Objectives:
1/ Translate this sentence from the passage on investment financing in Cambodia into Spanish: "Prevalence of high interest rates inhibits growth in lending."
2/ Resume the passage on Cambodia's public investment needs, picking up after its final bullet point and writing in the same style.

Selected excerpt:
+++
Total Domestic Financed

3,541.80

Total Foreign Financed

2,859.30

Source: SNEC and Annex II:2

 

5.03  Investments in the private sector consist of two parts, domestic and foreign direct investment (FDI). Macro-Economic projections estimate FDI, now largely confined to the garment industry and tourism sectors, would be of the order of US$ 1,258 million during the period. But, RGC is confident that FDI could increase to a much higher level during NSDP and could be made more dynamic and diversified, to broaden and deepen coverage across sectors, to be geographically spread out, and become sustainable in the longer term. RGC will ensure that this is achieved through various administrative, legal and financial reforms already mentioned in Chapter IV to create a very conducive, competitive environment so that Cambodia becomes and grows as a safe, predictable and profitable long-term destination for such investments.

5.04  The financial sector (banking and insurance) is not yet a major partner in domestic investments though the banks do provide funds for various credits, including rural credit. Prevalence of high interest rates inhibits growth in lending. Borrowing levels from financial institutions for long-term investments are still quite low. A sizeable part of US$ deposits with the commercial banks in Cambodia is still not being fully availed of for investments within the country, some of it even going to investments elsewhere. Tapping financial sector funds to work for Cambodia's growth is therefore an important priority and would be possible by increasing demand for domestic investments.

5.05  This Chapter is about Public or Public Sector investments. The figure of US$ 2,384.60 million in Table 5:1 as public sector investments covers mainly "capital" investments or "real" investments. It represents what is "possible" but does not fully take into account all the essential "needs" in terms of social sector expenditure and others to reach CMDGs and the overall goals set in Chapter III as well as additional recurrent costs arising from new investments and incremental costs. Future "needs" in the public sector, over and above the amounts to be spent as current expenditure under annual budgets (which will tilt more towards social and other priority spending, away from defence and security) include the following:

  • New capital investments and additional costs of ongoing ones.

  • Additional recurring expenditures over and above normal increases on existing items (such as civil service salaries), including additional maintenance costs on new investments.

  • Additional expenditure on non-capital items such as new or additional subsidies and scholarships.

  • Expenditure on external technical assistance, albeit at a rapidly reducing level.
+++
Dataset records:
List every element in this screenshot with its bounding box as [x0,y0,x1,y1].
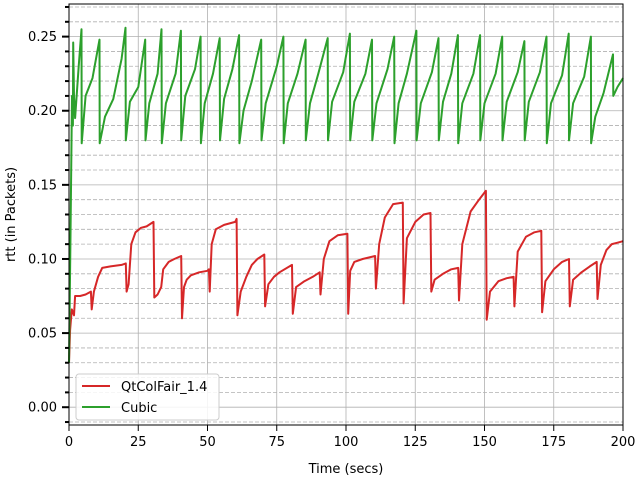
x-tick-label: 50 [199,435,216,450]
x-tick-label: 150 [472,435,497,450]
x-tick-label: 200 [611,435,636,450]
y-axis-ticks: 0.00 0.05 0.10 0.15 0.20 0.25 [28,5,69,424]
y-tick-label: 0.20 [28,104,57,119]
legend-label-cubic: Cubic [121,401,157,416]
legend-box [75,373,220,421]
plot-series [68,26,624,363]
series-line-qtcolfair [68,189,624,363]
x-axis-label: Time (secs) [308,462,384,477]
y-tick-label: 0.00 [28,401,57,416]
x-tick-label: 0 [65,435,73,450]
legend-label-qtcolfair: QtColFair_1.4 [121,380,207,395]
y-tick-label: 0.25 [28,30,57,45]
x-axis-ticks: 0 25 50 75 100 125 150 175 200 [65,425,636,450]
y-tick-label: 0.05 [28,327,57,342]
x-tick-label: 175 [541,435,566,450]
y-tick-label: 0.15 [28,178,57,193]
x-tick-label: 125 [403,435,428,450]
series-line-cubic [68,26,624,363]
y-tick-label: 0.10 [28,252,57,267]
x-tick-label: 100 [334,435,359,450]
y-axis-label: rtt (in Packets) [4,167,19,262]
x-tick-label: 25 [130,435,147,450]
x-tick-label: 75 [268,435,285,450]
legend: QtColFair_1.4 Cubic [75,373,220,421]
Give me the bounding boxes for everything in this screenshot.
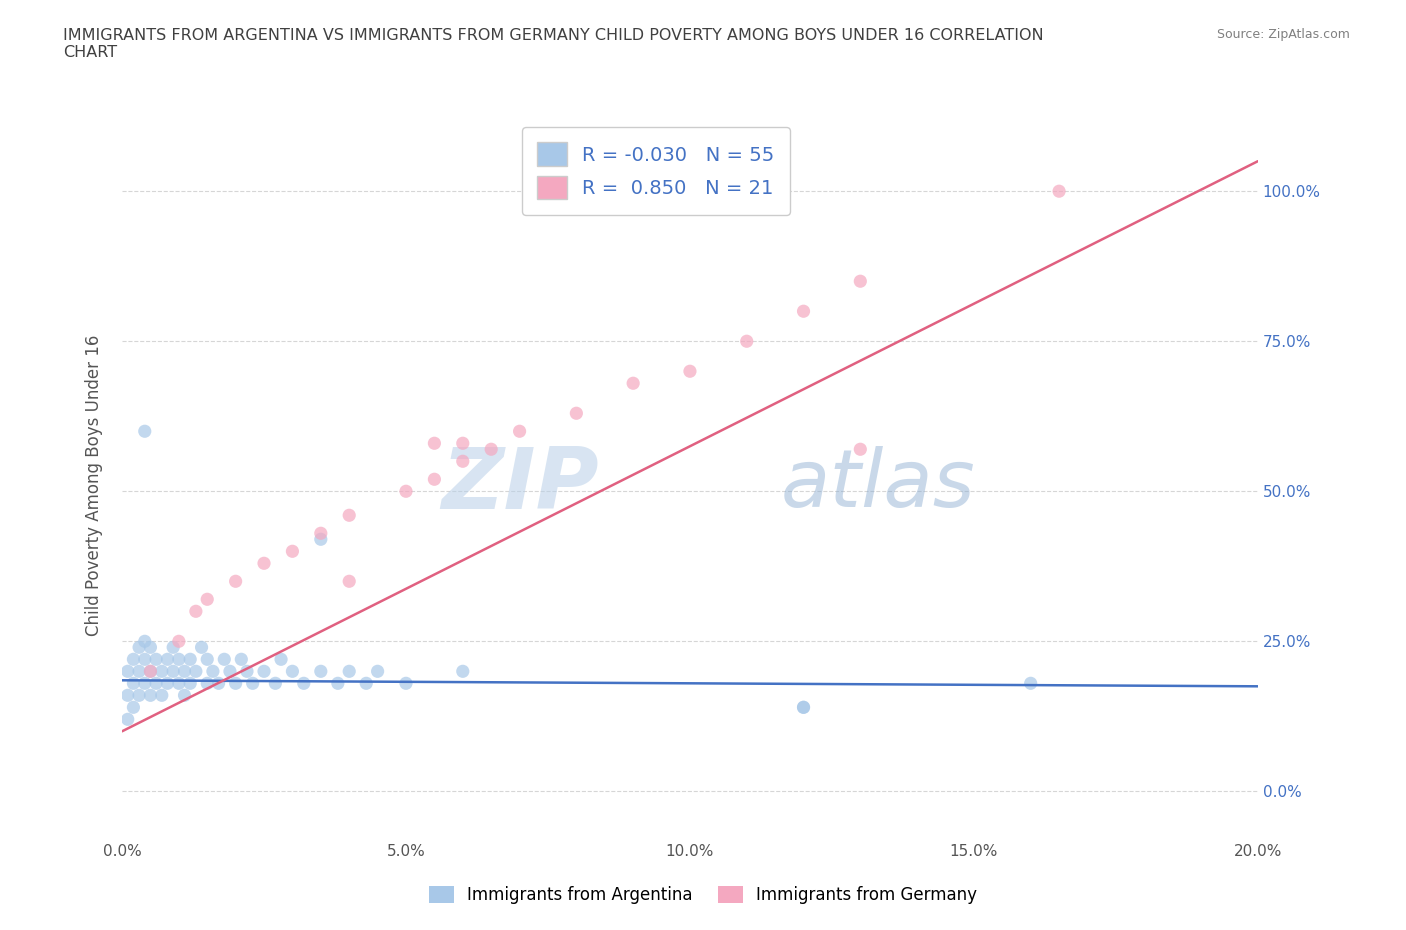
+++
The replies:
1/ La prevalencia de altas tasas de interés inhibe el crecimiento del crédito.

2/
5.06 To accommodate all the essentially required expenditures to reach all the goals and targets (CMDGs in particular), the total financial outlay during NSDP period, 2006-2010, needs to be (in million US$):

  • Public Sector Investments as per Macro-Economic Projections:                 2,384.60
  • Add: Additional Social Sector and Governance Expenditure                          300.00

Technical Assistance, Training and Surveys                                             500.00
Additional Recurrent Expenditure                                                    
        300.00
Reserves for productive sectors                                                               15.40
                                                                   Total Outlay               
3,500.00
 

5.07  Another reliable indicator of "required" expenditure is the detailed set of programmes and activities along with cost estimates contained in the three-year rolling Public Investment Program (PIP), which reflects not only the proposals of the ministries and agencies but also their absorptive capacity. Projecting the total figure of US$ 1,937.59 million estimated in the PIP, 2005-2007 and taking into consideration the need for important initiatives to be taken for accelerating the pace of progress towards the goals and targets to be reached by 2010, the total financial outlay of NSDP would need to be CR 15,225 billion equivalent to US$ 3.5 billion, coincidentally the same as derived from the macro-economic framework at paragraph 5.06 above. This amounts to about $ 700 million on an average per year, increasing progressively from 2006.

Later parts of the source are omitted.